→ Written request
Please output the records below in full, exactly as given, but without the images.

# start of Data excerpts

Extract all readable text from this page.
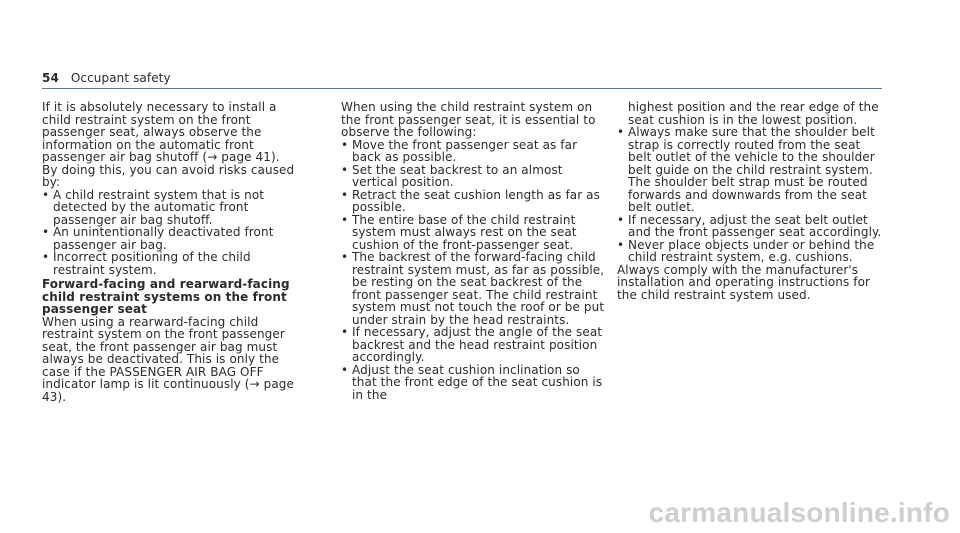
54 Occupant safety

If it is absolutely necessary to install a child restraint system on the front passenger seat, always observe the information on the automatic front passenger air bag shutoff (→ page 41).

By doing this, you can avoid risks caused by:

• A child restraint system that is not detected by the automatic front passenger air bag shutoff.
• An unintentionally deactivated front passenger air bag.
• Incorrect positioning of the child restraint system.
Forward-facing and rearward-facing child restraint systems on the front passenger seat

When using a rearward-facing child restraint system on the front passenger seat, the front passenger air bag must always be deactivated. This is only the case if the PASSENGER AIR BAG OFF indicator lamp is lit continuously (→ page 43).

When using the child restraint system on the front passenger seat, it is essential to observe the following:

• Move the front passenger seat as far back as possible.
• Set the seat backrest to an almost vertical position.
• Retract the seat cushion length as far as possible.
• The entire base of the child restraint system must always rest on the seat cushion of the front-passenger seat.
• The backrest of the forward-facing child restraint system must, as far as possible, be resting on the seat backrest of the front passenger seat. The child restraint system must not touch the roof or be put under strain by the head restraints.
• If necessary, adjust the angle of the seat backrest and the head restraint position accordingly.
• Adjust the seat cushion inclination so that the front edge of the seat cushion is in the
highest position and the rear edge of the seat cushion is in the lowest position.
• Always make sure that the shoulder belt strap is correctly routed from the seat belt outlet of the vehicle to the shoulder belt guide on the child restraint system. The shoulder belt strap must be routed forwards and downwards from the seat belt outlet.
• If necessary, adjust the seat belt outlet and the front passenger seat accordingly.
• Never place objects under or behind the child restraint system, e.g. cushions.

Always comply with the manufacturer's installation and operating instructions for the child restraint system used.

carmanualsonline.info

# end of Data excerpts

→ Result for this exercise
Extract all readable text from this page.
54 Occupant safety

If it is absolutely necessary to install a child restraint system on the front passenger seat, always observe the information on the automatic front passenger air bag shutoff (→ page 41).

By doing this, you can avoid risks caused by:

• A child restraint system that is not detected by the automatic front passenger air bag shutoff.
• An unintentionally deactivated front passenger air bag.
• Incorrect positioning of the child restraint system.
Forward-facing and rearward-facing child restraint systems on the front passenger seat

When using a rearward-facing child restraint system on the front passenger seat, the front passenger air bag must always be deactivated. This is only the case if the PASSENGER AIR BAG OFF indicator lamp is lit continuously (→ page 43).

When using the child restraint system on the front passenger seat, it is essential to observe the following:

• Move the front passenger seat as far back as possible.
• Set the seat backrest to an almost vertical position.
• Retract the seat cushion length as far as possible.
• The entire base of the child restraint system must always rest on the seat cushion of the front-passenger seat.
• The backrest of the forward-facing child restraint system must, as far as possible, be resting on the seat backrest of the front passenger seat. The child restraint system must not touch the roof or be put under strain by the head restraints.
• If necessary, adjust the angle of the seat backrest and the head restraint position accordingly.
• Adjust the seat cushion inclination so that the front edge of the seat cushion is in the
highest position and the rear edge of the seat cushion is in the lowest position.
• Always make sure that the shoulder belt strap is correctly routed from the seat belt outlet of the vehicle to the shoulder belt guide on the child restraint system. The shoulder belt strap must be routed forwards and downwards from the seat belt outlet.
• If necessary, adjust the seat belt outlet and the front passenger seat accordingly.
• Never place objects under or behind the child restraint system, e.g. cushions.

Always comply with the manufacturer's installation and operating instructions for the child restraint system used.

carmanualsonline.info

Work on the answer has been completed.